** start of Available data **

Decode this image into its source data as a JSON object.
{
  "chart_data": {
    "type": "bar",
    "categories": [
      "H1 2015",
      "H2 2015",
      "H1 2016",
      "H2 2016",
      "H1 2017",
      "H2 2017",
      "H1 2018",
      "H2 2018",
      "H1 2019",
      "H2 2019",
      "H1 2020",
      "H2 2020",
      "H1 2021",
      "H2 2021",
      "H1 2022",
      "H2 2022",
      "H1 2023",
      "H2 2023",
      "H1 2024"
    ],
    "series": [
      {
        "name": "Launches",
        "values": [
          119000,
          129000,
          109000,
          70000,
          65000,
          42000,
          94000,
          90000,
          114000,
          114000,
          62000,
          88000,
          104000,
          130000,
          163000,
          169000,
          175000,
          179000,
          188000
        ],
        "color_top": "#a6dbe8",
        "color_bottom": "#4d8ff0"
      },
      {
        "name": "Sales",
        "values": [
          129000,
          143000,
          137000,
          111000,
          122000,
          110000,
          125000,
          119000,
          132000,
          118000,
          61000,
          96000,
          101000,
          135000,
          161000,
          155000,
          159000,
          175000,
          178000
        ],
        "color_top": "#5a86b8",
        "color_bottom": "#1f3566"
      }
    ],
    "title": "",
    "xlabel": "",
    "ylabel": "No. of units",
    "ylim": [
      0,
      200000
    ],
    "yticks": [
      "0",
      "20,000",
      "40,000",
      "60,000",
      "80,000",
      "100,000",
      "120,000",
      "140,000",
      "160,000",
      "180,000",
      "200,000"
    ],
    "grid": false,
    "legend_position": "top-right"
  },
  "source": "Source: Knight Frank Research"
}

** end of Available data **

● Work to be completed
Write out the records shown above, exactly as they appear.

● Solution
Decode this image into its source data as a JSON object.
{
  "chart_data": {
    "type": "bar",
    "categories": [
      "H1 2015",
      "H2 2015",
      "H1 2016",
      "H2 2016",
      "H1 2017",
      "H2 2017",
      "H1 2018",
      "H2 2018",
      "H1 2019",
      "H2 2019",
      "H1 2020",
      "H2 2020",
      "H1 2021",
      "H2 2021",
      "H1 2022",
      "H2 2022",
      "H1 2023",
      "H2 2023",
      "H1 2024"
    ],
    "series": [
      {
        "name": "Launches",
        "values": [
          119000,
          129000,
          109000,
          70000,
          65000,
          42000,
          94000,
          90000,
          114000,
          114000,
          62000,
          88000,
          104000,
          130000,
          163000,
          169000,
          175000,
          179000,
          188000
        ],
        "color_top": "#a6dbe8",
        "color_bottom": "#4d8ff0"
      },
      {
        "name": "Sales",
        "values": [
          129000,
          143000,
          137000,
          111000,
          122000,
          110000,
          125000,
          119000,
          132000,
          118000,
          61000,
          96000,
          101000,
          135000,
          161000,
          155000,
          159000,
          175000,
          178000
        ],
        "color_top": "#5a86b8",
        "color_bottom": "#1f3566"
      }
    ],
    "title": "",
    "xlabel": "",
    "ylabel": "No. of units",
    "ylim": [
      0,
      200000
    ],
    "yticks": [
      "0",
      "20,000",
      "40,000",
      "60,000",
      "80,000",
      "100,000",
      "120,000",
      "140,000",
      "160,000",
      "180,000",
      "200,000"
    ],
    "grid": false,
    "legend_position": "top-right"
  },
  "source": "Source: Knight Frank Research"
}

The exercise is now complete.